== Written instruction ==
Leave out the pictures and copy the remaining records exactly.

== Available data ==
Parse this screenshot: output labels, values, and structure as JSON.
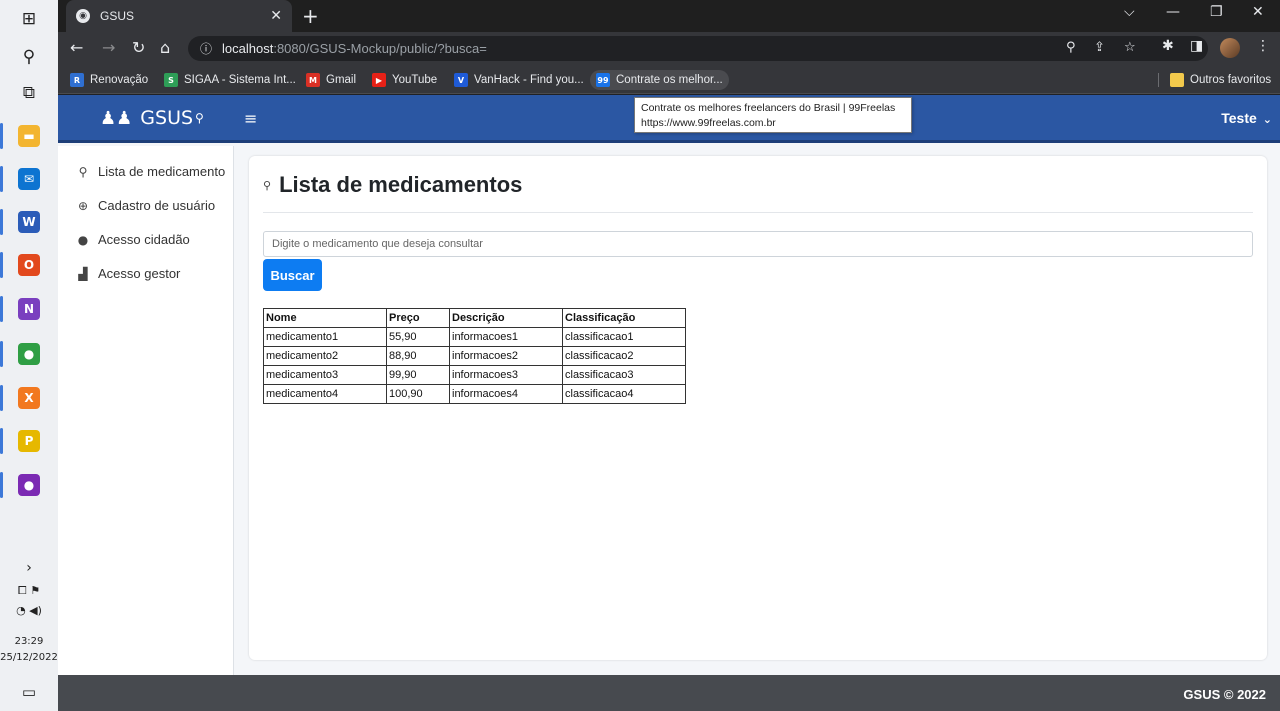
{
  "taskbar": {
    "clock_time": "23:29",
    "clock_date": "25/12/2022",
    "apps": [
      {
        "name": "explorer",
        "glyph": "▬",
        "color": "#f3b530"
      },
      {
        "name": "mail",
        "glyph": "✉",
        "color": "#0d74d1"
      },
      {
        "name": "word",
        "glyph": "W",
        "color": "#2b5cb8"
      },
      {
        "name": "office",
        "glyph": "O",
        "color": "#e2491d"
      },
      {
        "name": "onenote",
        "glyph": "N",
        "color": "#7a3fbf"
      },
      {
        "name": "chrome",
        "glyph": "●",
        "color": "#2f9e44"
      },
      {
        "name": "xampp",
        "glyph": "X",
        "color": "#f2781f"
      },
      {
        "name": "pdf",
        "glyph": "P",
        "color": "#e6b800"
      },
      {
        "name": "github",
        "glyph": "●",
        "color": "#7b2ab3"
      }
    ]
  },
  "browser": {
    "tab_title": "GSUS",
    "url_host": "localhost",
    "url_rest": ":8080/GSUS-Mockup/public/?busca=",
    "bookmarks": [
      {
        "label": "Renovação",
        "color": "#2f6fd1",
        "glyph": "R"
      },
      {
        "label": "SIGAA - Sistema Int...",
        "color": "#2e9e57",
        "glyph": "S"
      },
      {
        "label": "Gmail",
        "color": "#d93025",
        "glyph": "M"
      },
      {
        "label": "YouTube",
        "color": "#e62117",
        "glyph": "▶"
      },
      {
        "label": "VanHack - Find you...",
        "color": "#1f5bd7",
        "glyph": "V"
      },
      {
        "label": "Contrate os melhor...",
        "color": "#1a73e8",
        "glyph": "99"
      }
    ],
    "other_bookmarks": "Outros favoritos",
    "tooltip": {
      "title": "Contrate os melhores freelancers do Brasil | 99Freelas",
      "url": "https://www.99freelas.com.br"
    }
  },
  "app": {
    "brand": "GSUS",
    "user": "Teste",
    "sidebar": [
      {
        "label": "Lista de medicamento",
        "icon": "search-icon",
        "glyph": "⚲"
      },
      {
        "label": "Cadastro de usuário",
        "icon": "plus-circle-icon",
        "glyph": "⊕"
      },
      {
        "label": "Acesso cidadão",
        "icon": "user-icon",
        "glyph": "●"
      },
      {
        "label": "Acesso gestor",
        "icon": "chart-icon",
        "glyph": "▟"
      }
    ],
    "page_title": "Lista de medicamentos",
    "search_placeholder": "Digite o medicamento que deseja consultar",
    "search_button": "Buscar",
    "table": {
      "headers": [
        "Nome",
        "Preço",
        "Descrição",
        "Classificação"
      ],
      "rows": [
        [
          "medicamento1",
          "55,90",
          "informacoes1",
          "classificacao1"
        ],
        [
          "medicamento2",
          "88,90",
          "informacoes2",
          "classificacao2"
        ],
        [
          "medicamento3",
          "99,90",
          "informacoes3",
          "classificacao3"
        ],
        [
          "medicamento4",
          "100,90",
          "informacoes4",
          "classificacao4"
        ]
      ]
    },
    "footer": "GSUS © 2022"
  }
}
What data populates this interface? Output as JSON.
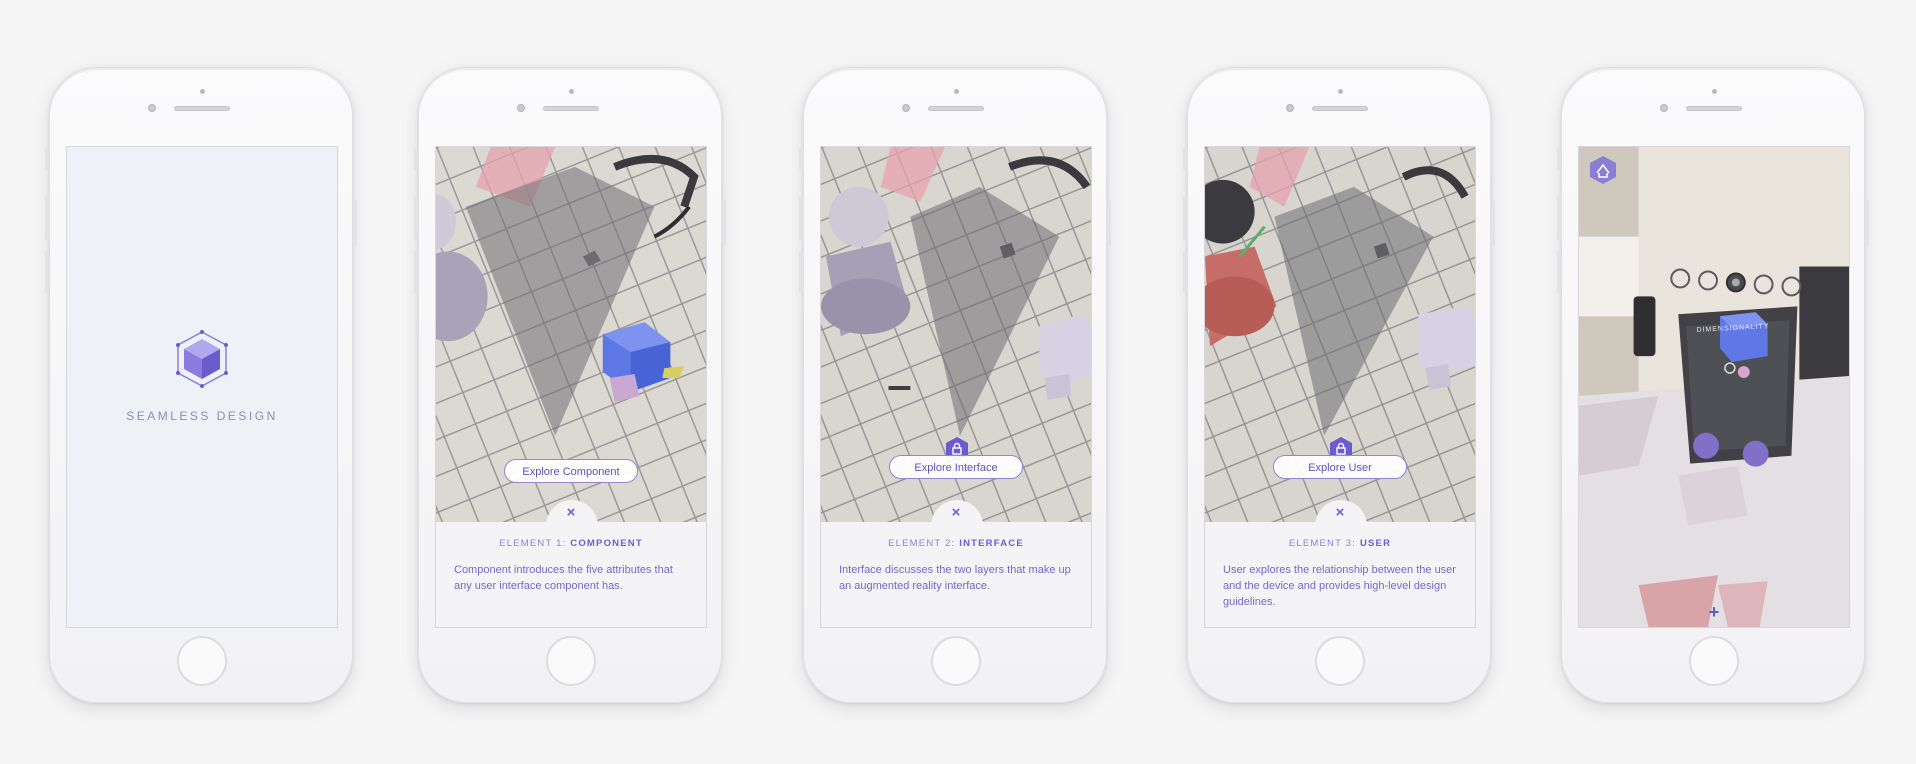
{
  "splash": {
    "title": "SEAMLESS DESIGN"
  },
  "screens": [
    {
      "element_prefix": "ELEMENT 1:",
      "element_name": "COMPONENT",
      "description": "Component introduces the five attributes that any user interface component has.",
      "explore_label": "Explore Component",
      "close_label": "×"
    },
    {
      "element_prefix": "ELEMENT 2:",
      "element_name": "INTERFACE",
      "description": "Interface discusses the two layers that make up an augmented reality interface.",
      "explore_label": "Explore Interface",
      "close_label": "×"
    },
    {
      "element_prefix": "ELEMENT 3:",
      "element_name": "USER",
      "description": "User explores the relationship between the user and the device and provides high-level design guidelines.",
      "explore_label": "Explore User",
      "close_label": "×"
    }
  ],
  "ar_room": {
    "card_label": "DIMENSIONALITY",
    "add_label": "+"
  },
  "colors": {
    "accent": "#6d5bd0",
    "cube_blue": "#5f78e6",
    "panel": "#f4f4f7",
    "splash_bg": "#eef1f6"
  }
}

== Answer for the task ==
Parse this screenshot: output labels, values, and structure as JSON.
{
  "taskbar": {
    "clock_time": "23:29",
    "clock_date": "25/12/2022",
    "apps": [
      {
        "name": "explorer",
        "glyph": "▬",
        "color": "#f3b530"
      },
      {
        "name": "mail",
        "glyph": "✉",
        "color": "#0d74d1"
      },
      {
        "name": "word",
        "glyph": "W",
        "color": "#2b5cb8"
      },
      {
        "name": "office",
        "glyph": "O",
        "color": "#e2491d"
      },
      {
        "name": "onenote",
        "glyph": "N",
        "color": "#7a3fbf"
      },
      {
        "name": "chrome",
        "glyph": "●",
        "color": "#2f9e44"
      },
      {
        "name": "xampp",
        "glyph": "X",
        "color": "#f2781f"
      },
      {
        "name": "pdf",
        "glyph": "P",
        "color": "#e6b800"
      },
      {
        "name": "github",
        "glyph": "●",
        "color": "#7b2ab3"
      }
    ]
  },
  "browser": {
    "tab_title": "GSUS",
    "url_host": "localhost",
    "url_rest": ":8080/GSUS-Mockup/public/?busca=",
    "bookmarks": [
      {
        "label": "Renovação",
        "color": "#2f6fd1",
        "glyph": "R"
      },
      {
        "label": "SIGAA - Sistema Int...",
        "color": "#2e9e57",
        "glyph": "S"
      },
      {
        "label": "Gmail",
        "color": "#d93025",
        "glyph": "M"
      },
      {
        "label": "YouTube",
        "color": "#e62117",
        "glyph": "▶"
      },
      {
        "label": "VanHack - Find you...",
        "color": "#1f5bd7",
        "glyph": "V"
      },
      {
        "label": "Contrate os melhor...",
        "color": "#1a73e8",
        "glyph": "99"
      }
    ],
    "other_bookmarks": "Outros favoritos",
    "tooltip": {
      "title": "Contrate os melhores freelancers do Brasil | 99Freelas",
      "url": "https://www.99freelas.com.br"
    }
  },
  "app": {
    "brand": "GSUS",
    "user": "Teste",
    "sidebar": [
      {
        "label": "Lista de medicamento",
        "icon": "search-icon",
        "glyph": "⚲"
      },
      {
        "label": "Cadastro de usuário",
        "icon": "plus-circle-icon",
        "glyph": "⊕"
      },
      {
        "label": "Acesso cidadão",
        "icon": "user-icon",
        "glyph": "●"
      },
      {
        "label": "Acesso gestor",
        "icon": "chart-icon",
        "glyph": "▟"
      }
    ],
    "page_title": "Lista de medicamentos",
    "search_placeholder": "Digite o medicamento que deseja consultar",
    "search_button": "Buscar",
    "table": {
      "headers": [
        "Nome",
        "Preço",
        "Descrição",
        "Classificação"
      ],
      "rows": [
        [
          "medicamento1",
          "55,90",
          "informacoes1",
          "classificacao1"
        ],
        [
          "medicamento2",
          "88,90",
          "informacoes2",
          "classificacao2"
        ],
        [
          "medicamento3",
          "99,90",
          "informacoes3",
          "classificacao3"
        ],
        [
          "medicamento4",
          "100,90",
          "informacoes4",
          "classificacao4"
        ]
      ]
    },
    "footer": "GSUS © 2022"
  }
}
What data populates this interface? Output as JSON.
{
  "splash": {
    "title": "SEAMLESS DESIGN"
  },
  "screens": [
    {
      "element_prefix": "ELEMENT 1:",
      "element_name": "COMPONENT",
      "description": "Component introduces the five attributes that any user interface component has.",
      "explore_label": "Explore Component",
      "close_label": "×"
    },
    {
      "element_prefix": "ELEMENT 2:",
      "element_name": "INTERFACE",
      "description": "Interface discusses the two layers that make up an augmented reality interface.",
      "explore_label": "Explore Interface",
      "close_label": "×"
    },
    {
      "element_prefix": "ELEMENT 3:",
      "element_name": "USER",
      "description": "User explores the relationship between the user and the device and provides high-level design guidelines.",
      "explore_label": "Explore User",
      "close_label": "×"
    }
  ],
  "ar_room": {
    "card_label": "DIMENSIONALITY",
    "add_label": "+"
  },
  "colors": {
    "accent": "#6d5bd0",
    "cube_blue": "#5f78e6",
    "panel": "#f4f4f7",
    "splash_bg": "#eef1f6"
  }
}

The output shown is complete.